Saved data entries
········
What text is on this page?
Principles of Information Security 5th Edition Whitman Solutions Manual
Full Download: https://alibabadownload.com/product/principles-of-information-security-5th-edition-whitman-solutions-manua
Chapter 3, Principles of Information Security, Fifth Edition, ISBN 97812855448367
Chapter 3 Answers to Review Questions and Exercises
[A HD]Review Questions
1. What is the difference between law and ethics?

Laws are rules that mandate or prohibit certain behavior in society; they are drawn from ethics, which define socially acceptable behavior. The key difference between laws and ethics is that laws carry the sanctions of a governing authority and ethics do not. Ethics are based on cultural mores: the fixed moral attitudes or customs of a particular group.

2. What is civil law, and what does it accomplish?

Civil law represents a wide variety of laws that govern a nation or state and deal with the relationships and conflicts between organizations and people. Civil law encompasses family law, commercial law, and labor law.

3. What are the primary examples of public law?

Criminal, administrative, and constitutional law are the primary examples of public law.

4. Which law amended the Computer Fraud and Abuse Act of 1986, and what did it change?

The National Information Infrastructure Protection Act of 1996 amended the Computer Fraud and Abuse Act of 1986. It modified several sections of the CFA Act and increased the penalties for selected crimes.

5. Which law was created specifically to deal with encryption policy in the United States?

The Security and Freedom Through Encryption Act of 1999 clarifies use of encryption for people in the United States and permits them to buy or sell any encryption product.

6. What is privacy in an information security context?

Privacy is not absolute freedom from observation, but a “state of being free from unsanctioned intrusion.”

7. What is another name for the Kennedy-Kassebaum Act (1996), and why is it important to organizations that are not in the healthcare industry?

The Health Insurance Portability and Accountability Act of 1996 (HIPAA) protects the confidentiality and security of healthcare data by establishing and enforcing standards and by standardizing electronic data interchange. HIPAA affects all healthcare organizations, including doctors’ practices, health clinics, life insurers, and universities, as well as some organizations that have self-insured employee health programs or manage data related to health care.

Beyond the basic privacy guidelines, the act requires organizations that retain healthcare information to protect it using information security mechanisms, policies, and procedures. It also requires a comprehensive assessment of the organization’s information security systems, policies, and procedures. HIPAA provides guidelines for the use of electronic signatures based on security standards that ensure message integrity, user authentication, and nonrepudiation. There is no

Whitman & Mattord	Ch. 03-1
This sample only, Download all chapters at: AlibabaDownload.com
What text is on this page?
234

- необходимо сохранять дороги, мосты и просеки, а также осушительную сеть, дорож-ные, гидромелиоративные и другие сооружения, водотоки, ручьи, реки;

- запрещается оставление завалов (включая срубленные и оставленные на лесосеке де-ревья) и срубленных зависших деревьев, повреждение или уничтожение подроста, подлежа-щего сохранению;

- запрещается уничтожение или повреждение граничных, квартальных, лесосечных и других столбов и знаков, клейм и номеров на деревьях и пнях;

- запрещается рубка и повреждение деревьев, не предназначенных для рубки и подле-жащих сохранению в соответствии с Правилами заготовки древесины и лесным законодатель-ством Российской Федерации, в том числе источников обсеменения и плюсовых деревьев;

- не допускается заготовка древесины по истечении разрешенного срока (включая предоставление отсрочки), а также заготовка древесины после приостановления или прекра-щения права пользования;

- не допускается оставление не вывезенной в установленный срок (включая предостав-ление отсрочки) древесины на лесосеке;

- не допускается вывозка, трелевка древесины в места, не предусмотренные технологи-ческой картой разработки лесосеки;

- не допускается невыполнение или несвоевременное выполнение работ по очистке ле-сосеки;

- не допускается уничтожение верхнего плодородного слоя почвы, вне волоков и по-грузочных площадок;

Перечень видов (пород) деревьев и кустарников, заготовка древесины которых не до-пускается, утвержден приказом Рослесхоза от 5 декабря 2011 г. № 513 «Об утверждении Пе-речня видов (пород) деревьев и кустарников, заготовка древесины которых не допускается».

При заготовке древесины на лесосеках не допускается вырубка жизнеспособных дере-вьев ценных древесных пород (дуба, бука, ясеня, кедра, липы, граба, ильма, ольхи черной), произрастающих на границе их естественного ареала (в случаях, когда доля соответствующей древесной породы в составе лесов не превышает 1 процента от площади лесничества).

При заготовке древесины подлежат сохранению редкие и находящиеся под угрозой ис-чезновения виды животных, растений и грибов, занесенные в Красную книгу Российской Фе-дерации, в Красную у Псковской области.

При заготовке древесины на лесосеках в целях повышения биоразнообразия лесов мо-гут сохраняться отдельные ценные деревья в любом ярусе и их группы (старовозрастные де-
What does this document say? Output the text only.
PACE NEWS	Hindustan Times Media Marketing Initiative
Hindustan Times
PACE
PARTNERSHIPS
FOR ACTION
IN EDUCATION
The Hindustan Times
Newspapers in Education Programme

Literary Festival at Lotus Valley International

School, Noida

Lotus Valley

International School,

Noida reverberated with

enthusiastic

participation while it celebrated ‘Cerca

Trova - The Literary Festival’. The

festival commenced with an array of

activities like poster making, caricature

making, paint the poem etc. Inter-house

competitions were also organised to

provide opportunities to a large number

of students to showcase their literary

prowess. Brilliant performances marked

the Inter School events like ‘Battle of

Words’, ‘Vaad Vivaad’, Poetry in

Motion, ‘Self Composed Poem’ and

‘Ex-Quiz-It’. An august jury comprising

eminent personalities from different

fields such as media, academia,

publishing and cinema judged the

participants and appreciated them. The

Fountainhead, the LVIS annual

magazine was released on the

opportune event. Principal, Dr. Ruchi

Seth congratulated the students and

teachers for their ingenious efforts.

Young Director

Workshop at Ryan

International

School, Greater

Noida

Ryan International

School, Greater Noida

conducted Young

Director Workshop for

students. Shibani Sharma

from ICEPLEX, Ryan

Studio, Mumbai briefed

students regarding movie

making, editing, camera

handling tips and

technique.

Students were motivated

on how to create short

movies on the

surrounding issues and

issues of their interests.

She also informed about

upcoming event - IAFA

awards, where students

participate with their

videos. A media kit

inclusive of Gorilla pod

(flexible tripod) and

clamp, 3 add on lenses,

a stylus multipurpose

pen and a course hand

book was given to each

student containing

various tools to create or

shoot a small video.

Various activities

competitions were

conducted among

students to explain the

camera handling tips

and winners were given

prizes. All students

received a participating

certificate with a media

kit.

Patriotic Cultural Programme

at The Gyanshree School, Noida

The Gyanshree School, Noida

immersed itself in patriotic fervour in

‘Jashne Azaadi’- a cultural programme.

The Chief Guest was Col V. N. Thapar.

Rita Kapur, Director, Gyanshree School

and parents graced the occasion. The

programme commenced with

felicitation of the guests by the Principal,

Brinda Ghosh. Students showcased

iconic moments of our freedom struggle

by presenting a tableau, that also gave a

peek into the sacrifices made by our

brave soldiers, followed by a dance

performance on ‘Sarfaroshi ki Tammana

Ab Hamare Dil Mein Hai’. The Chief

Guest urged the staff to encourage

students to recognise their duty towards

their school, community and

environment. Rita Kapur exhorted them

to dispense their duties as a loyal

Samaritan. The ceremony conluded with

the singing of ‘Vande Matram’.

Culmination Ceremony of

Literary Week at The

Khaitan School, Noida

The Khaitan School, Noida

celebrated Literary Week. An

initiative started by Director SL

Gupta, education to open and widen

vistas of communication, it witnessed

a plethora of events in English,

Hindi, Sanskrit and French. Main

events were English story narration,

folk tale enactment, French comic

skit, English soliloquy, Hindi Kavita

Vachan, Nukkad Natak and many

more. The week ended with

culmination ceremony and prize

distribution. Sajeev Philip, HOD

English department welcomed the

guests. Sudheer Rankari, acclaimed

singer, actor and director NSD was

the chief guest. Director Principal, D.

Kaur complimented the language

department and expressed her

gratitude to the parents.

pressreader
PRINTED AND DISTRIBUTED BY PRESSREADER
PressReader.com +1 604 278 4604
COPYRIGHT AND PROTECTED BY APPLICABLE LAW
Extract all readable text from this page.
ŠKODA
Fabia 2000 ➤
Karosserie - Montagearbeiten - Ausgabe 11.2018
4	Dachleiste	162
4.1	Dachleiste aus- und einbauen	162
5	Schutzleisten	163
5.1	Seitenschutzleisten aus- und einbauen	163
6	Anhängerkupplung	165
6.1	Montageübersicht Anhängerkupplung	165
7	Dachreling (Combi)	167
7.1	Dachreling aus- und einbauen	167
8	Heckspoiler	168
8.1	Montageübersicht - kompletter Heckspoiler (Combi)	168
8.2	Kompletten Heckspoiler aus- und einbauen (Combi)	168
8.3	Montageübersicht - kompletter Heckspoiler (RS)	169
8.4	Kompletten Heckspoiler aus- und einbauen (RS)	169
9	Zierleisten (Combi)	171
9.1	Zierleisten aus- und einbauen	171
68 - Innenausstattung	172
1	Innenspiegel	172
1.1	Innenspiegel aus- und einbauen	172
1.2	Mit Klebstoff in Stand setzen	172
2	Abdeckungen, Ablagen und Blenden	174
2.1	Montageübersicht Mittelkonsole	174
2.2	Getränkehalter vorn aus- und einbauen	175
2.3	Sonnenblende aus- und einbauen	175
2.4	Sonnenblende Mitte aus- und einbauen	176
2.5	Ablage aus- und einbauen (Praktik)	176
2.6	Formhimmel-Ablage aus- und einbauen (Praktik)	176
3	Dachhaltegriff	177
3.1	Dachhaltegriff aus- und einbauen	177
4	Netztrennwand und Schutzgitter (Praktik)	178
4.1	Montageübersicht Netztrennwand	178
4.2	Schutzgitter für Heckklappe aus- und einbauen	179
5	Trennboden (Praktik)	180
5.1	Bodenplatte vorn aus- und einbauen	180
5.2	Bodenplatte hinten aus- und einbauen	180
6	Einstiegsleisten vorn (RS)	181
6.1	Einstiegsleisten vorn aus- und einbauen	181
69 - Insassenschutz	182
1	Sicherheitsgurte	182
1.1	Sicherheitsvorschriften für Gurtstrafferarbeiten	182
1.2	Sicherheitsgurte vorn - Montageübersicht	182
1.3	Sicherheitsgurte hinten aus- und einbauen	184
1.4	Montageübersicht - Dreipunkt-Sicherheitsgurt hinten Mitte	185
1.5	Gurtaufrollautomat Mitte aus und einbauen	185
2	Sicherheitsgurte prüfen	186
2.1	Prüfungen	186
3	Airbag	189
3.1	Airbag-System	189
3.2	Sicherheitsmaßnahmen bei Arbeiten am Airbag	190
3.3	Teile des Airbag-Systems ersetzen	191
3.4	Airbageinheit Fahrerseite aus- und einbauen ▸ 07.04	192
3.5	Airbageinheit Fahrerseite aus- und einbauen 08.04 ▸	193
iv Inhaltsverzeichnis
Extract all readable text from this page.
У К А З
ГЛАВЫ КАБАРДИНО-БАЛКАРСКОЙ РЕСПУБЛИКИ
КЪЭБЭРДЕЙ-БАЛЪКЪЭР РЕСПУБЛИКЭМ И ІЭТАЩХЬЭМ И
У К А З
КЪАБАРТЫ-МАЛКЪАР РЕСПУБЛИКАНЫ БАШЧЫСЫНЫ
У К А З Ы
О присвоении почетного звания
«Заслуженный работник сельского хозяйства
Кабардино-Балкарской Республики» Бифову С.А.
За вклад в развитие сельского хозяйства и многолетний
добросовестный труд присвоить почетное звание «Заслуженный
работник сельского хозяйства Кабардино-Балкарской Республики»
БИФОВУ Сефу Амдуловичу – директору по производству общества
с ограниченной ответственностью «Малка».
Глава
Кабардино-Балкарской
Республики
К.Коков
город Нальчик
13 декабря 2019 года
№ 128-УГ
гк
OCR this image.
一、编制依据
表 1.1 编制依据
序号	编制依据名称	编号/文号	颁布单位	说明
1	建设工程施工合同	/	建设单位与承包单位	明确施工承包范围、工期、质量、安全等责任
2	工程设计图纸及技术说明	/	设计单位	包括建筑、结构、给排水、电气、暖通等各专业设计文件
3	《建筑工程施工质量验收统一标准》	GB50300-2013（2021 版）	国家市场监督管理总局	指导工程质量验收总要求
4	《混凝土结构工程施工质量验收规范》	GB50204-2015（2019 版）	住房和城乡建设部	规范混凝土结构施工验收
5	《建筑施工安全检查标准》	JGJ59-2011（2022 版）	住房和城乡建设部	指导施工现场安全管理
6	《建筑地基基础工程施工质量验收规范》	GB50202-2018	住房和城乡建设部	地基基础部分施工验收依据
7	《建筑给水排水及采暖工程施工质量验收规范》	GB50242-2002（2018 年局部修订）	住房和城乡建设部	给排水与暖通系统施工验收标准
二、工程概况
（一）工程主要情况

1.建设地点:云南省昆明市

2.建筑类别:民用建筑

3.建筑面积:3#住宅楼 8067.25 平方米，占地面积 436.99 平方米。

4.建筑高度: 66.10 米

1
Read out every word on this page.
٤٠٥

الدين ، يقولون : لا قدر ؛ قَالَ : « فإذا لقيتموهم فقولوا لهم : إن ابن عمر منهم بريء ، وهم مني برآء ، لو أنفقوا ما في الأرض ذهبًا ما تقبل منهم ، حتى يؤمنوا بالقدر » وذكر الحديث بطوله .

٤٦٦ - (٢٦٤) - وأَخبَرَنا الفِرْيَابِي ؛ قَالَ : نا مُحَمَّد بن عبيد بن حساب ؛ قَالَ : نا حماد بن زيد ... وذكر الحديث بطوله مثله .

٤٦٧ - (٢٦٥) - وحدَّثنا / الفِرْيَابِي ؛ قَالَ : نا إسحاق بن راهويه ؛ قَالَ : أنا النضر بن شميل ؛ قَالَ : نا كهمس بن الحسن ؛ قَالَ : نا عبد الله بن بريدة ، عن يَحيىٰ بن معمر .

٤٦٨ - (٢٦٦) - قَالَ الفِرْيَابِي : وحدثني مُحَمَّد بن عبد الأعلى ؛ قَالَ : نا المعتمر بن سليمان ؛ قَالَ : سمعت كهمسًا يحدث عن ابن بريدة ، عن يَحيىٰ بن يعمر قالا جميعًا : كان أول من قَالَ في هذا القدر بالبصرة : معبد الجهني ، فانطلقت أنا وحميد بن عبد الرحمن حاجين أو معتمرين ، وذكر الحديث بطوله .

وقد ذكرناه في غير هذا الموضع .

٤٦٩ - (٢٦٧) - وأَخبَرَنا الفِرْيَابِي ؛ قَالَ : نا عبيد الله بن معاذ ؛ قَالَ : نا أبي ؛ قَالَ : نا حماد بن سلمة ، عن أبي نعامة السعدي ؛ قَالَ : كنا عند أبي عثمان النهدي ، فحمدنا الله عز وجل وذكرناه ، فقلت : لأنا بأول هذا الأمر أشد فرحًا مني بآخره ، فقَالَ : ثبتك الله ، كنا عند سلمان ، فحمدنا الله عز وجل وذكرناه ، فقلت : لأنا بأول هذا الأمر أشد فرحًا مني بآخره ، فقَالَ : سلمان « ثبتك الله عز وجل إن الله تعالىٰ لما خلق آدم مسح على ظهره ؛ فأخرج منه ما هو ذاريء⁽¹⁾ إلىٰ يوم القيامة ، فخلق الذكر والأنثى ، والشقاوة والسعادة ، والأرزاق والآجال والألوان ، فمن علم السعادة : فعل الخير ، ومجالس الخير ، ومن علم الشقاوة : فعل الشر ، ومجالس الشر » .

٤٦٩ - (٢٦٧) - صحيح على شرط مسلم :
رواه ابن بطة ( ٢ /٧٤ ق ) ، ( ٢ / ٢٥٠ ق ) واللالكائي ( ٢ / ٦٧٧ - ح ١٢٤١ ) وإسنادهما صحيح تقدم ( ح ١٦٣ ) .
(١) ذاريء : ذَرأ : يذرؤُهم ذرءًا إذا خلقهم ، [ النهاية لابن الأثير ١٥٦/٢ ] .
········
## What to produce
Select all lines with the word "Dachleiste" from the entries above.

## Solution for this task
4	Dachleiste	162
4.1	Dachleiste aus- und einbauen	162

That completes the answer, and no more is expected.